> Entries provided
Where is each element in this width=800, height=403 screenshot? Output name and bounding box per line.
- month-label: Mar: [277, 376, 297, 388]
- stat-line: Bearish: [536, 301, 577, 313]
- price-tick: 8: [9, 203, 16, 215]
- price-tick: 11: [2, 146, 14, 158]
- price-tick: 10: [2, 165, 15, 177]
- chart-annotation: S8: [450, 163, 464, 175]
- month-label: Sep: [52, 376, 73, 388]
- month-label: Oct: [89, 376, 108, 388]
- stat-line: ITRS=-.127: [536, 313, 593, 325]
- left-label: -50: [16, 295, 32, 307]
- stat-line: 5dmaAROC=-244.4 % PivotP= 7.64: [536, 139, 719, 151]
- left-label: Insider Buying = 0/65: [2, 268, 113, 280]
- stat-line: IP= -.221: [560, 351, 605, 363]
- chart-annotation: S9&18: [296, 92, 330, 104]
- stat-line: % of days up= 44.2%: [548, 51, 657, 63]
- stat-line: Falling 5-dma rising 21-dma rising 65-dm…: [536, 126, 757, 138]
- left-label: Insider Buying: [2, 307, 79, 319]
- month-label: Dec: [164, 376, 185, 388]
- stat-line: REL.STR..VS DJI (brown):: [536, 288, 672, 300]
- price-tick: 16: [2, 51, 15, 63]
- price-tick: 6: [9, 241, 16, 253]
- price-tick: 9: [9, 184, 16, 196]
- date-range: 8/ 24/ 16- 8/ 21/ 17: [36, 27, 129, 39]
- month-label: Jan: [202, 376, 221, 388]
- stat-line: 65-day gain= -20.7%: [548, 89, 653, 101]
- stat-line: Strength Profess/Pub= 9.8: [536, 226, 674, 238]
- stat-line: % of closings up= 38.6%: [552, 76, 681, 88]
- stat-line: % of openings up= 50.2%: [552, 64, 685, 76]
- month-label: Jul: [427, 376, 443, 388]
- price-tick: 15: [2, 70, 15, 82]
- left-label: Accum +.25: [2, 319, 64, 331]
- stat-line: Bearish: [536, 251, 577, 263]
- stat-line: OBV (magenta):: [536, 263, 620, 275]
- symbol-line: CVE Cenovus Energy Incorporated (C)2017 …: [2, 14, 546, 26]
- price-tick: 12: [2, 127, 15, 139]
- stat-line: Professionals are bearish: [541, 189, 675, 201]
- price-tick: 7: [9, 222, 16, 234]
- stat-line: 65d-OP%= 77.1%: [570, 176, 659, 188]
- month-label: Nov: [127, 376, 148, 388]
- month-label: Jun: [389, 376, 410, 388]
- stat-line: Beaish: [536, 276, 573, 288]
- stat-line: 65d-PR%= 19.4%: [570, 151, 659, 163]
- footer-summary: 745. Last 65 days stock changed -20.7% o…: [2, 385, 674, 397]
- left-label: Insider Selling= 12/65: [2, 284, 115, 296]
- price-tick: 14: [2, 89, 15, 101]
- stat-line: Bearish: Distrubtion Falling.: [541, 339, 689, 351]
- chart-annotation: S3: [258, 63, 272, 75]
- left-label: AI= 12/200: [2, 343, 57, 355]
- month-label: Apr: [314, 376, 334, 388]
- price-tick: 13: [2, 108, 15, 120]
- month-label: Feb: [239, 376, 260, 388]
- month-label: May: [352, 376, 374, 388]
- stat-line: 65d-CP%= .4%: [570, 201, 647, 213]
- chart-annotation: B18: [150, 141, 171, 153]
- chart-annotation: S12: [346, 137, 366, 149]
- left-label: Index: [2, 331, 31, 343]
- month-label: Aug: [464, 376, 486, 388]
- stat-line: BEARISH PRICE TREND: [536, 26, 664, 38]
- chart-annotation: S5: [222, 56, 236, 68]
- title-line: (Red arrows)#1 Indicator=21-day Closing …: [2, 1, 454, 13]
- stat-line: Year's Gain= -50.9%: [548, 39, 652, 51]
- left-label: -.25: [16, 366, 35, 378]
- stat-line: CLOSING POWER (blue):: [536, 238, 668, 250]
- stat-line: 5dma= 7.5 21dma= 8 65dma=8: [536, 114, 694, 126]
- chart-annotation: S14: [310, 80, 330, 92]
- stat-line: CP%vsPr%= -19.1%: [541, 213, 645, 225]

> Written instruction
Reproduce the rows verbatim, from the first row through the line that contains "- stat-line: Strength", including that line.

> Response
Where is each element in this width=800, height=403 screenshot? Output name and bounding box per line.
- month-label: Mar: [277, 376, 297, 388]
- stat-line: Bearish: [536, 301, 577, 313]
- price-tick: 8: [9, 203, 16, 215]
- price-tick: 11: [2, 146, 14, 158]
- price-tick: 10: [2, 165, 15, 177]
- chart-annotation: S8: [450, 163, 464, 175]
- month-label: Sep: [52, 376, 73, 388]
- month-label: Oct: [89, 376, 108, 388]
- stat-line: ITRS=-.127: [536, 313, 593, 325]
- left-label: -50: [16, 295, 32, 307]
- stat-line: 5dmaAROC=-244.4 % PivotP= 7.64: [536, 139, 719, 151]
- left-label: Insider Buying = 0/65: [2, 268, 113, 280]
- stat-line: IP= -.221: [560, 351, 605, 363]
- chart-annotation: S9&18: [296, 92, 330, 104]
- stat-line: % of days up= 44.2%: [548, 51, 657, 63]
- stat-line: Falling 5-dma rising 21-dma rising 65-dm…: [536, 126, 757, 138]
- left-label: Insider Buying: [2, 307, 79, 319]
- month-label: Dec: [164, 376, 185, 388]
- stat-line: REL.STR..VS DJI (brown):: [536, 288, 672, 300]
- price-tick: 16: [2, 51, 15, 63]
- price-tick: 6: [9, 241, 16, 253]
- price-tick: 9: [9, 184, 16, 196]
- date-range: 8/ 24/ 16- 8/ 21/ 17: [36, 27, 129, 39]
- month-label: Jan: [202, 376, 221, 388]
- stat-line: 65-day gain= -20.7%: [548, 89, 653, 101]
- stat-line: Strength Profess/Pub= 9.8: [536, 226, 674, 238]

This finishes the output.